# START OF Dataset content
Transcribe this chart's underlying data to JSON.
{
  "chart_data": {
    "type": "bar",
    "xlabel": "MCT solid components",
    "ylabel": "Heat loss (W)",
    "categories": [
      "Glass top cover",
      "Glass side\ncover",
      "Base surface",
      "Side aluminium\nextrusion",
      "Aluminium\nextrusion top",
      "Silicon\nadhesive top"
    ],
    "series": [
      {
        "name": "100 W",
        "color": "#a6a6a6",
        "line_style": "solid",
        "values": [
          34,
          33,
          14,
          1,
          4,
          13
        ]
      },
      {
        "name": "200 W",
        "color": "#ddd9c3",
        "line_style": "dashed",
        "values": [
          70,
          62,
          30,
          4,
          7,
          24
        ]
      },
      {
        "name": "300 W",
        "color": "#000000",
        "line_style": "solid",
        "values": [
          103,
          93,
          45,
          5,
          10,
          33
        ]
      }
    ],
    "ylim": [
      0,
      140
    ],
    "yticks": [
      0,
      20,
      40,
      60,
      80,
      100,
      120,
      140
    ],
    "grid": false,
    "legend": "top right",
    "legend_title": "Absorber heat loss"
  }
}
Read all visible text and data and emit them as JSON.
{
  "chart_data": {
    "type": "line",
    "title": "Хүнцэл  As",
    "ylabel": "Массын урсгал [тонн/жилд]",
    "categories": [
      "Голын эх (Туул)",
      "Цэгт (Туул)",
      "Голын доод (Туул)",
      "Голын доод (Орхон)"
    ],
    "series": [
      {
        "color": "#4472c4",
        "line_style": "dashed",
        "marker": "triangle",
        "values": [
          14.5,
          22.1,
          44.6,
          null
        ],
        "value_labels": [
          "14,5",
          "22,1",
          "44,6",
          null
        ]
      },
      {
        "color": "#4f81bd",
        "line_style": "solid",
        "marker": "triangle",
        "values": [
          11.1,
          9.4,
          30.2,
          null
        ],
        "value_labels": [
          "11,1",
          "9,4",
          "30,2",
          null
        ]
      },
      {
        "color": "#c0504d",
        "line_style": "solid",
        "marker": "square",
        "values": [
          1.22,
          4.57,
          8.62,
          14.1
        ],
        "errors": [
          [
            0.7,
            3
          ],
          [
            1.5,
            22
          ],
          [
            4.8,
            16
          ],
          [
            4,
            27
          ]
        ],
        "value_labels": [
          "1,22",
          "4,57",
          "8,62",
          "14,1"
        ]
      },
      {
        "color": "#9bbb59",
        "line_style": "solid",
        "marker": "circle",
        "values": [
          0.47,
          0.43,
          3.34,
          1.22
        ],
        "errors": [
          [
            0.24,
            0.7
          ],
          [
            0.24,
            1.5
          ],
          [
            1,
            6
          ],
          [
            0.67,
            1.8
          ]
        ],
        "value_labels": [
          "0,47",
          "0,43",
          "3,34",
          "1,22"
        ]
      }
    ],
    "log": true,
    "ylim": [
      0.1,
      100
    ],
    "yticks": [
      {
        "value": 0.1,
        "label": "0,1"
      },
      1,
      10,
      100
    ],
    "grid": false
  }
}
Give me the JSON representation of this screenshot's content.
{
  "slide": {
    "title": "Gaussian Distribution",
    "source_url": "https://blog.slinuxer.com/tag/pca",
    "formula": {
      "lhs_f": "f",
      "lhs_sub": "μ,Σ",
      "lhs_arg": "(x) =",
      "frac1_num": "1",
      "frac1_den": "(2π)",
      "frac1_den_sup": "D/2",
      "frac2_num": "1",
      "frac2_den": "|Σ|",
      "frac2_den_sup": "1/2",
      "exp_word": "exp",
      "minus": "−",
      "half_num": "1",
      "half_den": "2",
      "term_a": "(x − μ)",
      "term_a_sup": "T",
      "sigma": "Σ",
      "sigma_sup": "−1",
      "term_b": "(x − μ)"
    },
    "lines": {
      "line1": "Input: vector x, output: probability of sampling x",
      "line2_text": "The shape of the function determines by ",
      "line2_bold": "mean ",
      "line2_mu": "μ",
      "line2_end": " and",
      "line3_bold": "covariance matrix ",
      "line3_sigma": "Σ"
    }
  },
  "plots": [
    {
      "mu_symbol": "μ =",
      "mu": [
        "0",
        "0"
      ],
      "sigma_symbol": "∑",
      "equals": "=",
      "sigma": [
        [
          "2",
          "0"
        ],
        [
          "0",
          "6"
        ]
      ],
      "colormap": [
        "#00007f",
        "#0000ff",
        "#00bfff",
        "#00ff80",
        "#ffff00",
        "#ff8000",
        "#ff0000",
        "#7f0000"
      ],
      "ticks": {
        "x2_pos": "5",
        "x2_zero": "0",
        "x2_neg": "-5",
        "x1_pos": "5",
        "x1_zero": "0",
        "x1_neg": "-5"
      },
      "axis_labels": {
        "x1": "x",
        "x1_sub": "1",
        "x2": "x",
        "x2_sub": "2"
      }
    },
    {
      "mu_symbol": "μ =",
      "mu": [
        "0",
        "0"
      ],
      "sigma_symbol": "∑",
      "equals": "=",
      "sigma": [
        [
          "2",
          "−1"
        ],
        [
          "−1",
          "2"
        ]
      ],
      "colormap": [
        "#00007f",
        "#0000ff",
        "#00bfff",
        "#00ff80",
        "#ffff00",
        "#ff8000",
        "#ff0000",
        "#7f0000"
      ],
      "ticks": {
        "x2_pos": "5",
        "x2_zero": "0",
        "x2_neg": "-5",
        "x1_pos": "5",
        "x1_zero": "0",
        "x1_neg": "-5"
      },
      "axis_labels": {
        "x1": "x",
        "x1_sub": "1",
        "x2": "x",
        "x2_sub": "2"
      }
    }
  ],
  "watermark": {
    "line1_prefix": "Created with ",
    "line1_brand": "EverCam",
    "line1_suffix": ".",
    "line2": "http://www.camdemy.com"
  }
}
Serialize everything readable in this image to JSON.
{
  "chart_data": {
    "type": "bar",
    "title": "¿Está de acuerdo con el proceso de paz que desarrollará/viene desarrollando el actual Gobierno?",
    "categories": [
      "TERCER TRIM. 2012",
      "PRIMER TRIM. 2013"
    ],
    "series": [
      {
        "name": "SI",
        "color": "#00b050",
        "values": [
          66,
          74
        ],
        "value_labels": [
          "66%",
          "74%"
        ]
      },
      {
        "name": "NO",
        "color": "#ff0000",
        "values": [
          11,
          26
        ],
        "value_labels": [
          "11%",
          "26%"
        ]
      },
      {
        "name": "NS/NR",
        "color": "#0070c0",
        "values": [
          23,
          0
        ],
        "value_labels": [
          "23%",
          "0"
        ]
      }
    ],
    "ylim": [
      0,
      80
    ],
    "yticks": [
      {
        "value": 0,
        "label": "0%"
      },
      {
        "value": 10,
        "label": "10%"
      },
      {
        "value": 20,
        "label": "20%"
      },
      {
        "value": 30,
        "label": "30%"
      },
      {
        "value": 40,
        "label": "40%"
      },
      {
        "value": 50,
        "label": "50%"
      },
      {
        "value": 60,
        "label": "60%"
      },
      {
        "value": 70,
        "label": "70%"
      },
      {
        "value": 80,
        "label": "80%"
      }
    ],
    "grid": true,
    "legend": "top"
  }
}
# END OF Dataset content
# Exercise task
Copy out all lines that carry the word "nextrusion".

# Task answer
      "Side aluminium\nextrusion",
      "Aluminium\nextrusion top",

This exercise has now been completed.